Problem description:
Determine the number of lines in the data that include the word "壶底收缩", and write only that number.

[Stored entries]

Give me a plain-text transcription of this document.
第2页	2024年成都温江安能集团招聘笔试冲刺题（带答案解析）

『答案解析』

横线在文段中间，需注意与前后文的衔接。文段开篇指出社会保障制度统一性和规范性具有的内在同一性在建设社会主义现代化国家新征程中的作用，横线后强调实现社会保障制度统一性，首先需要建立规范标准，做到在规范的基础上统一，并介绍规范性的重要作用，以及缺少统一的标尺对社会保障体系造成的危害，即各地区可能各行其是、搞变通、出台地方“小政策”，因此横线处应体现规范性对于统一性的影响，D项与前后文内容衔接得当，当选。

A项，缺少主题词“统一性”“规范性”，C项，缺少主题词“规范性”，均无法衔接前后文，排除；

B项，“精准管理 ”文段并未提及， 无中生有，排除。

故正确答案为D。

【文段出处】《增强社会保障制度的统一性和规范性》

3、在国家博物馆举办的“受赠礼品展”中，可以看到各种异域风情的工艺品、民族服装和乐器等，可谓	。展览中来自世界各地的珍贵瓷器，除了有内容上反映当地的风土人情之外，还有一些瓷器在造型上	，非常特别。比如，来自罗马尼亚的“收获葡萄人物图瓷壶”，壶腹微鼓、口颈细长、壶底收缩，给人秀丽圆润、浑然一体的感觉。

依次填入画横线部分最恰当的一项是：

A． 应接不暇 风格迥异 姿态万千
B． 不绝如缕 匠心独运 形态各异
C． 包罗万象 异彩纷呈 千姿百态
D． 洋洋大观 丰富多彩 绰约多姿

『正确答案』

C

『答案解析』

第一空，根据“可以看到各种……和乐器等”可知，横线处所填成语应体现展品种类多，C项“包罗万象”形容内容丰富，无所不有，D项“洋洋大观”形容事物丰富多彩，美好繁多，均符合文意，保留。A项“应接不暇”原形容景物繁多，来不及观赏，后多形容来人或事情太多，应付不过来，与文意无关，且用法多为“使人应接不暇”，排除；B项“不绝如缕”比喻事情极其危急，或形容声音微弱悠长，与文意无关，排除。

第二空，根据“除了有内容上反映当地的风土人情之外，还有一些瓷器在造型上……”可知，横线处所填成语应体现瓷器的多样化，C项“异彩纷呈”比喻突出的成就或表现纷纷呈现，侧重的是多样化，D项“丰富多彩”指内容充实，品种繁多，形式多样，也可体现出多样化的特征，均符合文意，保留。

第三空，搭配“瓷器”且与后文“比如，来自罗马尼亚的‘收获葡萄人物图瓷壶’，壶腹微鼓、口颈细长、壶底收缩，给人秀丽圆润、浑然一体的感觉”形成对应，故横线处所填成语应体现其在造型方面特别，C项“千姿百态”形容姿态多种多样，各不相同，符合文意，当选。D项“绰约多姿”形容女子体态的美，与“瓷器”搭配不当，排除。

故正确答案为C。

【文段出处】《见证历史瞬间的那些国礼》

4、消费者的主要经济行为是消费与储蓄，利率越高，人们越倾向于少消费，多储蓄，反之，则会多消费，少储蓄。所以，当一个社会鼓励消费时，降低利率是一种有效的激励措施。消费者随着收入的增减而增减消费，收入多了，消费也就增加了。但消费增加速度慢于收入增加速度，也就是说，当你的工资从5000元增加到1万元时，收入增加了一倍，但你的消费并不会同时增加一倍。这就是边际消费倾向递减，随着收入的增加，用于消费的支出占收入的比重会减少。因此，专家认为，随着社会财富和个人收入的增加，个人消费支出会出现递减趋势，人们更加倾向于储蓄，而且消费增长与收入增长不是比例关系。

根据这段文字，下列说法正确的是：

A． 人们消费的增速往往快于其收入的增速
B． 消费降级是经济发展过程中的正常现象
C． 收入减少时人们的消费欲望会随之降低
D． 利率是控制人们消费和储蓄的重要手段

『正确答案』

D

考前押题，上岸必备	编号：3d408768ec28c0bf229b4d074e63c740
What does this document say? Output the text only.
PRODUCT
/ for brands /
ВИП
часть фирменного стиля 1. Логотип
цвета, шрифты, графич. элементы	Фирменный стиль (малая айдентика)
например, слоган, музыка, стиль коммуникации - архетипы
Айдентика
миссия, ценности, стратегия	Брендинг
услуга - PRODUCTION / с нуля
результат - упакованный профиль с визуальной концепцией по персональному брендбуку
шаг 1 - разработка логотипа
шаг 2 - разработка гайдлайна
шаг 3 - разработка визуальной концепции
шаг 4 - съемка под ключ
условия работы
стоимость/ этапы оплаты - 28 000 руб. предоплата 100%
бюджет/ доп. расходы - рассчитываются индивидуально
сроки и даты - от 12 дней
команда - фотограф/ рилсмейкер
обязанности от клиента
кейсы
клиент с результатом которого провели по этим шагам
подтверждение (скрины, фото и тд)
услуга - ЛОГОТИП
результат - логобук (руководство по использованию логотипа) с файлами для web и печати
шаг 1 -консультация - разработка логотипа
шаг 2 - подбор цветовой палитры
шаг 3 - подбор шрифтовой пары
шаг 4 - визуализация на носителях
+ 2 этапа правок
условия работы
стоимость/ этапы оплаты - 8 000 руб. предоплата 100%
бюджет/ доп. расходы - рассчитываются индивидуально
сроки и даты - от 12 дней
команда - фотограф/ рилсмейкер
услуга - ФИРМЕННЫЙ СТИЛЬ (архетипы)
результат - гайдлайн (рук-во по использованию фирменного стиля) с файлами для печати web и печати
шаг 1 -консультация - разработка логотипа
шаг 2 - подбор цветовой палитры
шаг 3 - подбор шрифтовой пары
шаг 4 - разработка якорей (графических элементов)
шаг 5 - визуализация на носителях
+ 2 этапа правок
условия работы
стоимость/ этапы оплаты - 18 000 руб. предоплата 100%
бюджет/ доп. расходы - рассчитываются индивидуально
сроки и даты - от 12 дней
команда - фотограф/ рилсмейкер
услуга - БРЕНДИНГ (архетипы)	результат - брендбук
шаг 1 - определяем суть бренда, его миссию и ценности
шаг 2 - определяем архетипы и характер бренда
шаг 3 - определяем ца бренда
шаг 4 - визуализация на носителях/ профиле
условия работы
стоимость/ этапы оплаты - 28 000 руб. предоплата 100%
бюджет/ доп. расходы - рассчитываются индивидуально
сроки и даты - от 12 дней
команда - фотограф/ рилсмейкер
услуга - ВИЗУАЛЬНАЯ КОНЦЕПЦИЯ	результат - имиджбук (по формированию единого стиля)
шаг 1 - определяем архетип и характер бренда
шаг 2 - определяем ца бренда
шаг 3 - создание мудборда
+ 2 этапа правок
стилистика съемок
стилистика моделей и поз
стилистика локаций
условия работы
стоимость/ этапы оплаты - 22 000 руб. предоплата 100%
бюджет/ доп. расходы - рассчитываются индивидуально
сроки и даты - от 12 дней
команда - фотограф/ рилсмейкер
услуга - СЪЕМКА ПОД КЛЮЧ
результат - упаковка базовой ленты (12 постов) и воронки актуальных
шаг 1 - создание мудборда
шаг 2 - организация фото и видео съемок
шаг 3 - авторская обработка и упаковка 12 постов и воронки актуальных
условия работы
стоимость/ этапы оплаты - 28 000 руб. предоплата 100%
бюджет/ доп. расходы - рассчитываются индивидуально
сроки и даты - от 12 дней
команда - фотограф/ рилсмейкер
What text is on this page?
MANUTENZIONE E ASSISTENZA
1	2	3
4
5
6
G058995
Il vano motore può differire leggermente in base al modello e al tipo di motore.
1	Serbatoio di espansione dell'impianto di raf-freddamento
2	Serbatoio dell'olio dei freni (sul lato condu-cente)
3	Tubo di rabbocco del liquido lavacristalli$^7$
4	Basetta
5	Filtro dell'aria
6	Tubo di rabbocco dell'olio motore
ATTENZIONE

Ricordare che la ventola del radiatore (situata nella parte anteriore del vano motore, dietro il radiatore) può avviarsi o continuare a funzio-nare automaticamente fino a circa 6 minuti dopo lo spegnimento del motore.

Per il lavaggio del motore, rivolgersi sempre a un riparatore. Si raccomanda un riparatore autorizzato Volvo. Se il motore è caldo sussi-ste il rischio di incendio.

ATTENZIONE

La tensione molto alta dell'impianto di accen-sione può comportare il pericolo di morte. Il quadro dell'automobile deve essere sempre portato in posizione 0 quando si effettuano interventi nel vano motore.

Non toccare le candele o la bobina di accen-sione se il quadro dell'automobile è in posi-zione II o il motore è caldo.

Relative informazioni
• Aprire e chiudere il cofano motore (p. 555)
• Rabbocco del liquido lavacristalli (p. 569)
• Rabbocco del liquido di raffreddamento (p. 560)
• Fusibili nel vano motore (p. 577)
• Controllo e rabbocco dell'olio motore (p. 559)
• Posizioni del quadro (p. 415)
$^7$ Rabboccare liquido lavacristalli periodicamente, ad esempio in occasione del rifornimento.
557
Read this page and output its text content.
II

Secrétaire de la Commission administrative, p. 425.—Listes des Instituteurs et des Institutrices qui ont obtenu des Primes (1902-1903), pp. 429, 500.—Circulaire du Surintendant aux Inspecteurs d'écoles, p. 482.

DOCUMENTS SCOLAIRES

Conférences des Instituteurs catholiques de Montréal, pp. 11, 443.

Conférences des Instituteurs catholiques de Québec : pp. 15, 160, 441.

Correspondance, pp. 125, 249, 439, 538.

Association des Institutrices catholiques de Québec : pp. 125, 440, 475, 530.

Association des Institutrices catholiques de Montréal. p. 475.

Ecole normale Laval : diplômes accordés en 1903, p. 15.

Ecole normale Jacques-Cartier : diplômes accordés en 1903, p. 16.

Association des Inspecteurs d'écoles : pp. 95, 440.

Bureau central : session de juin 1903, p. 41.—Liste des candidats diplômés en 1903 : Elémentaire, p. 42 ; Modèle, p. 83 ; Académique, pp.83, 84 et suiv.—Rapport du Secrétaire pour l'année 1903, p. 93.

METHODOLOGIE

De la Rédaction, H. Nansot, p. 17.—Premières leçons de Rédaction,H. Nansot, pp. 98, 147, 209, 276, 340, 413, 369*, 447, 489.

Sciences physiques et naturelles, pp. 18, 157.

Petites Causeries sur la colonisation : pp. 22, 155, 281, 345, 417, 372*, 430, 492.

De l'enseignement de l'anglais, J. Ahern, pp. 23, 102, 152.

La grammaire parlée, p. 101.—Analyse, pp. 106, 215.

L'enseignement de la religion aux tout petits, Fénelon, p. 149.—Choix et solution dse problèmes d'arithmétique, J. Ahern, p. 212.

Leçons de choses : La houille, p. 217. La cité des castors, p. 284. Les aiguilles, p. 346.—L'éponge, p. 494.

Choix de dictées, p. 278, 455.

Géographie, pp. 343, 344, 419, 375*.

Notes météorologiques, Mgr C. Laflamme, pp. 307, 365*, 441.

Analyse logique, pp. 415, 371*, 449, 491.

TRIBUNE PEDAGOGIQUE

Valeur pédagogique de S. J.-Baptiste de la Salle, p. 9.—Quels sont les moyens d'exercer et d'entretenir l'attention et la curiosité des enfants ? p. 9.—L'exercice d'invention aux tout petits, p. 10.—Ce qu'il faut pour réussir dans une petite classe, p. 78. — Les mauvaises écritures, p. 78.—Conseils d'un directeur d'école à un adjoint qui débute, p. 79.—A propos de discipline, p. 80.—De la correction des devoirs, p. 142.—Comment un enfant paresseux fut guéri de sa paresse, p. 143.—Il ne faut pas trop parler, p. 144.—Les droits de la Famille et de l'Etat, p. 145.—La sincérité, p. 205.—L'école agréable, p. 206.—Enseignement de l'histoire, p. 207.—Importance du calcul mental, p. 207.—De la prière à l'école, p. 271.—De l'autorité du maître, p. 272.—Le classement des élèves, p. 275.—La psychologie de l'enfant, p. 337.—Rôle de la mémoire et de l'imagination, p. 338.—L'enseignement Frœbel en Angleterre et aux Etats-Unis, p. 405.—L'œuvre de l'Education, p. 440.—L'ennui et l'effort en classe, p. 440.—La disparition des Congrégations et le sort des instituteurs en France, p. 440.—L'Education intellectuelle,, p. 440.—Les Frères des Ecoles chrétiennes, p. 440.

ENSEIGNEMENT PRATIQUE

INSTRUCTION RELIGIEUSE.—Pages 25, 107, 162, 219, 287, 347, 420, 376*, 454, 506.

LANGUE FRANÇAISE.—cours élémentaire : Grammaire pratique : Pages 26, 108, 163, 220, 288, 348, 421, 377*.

Solution to this task:
2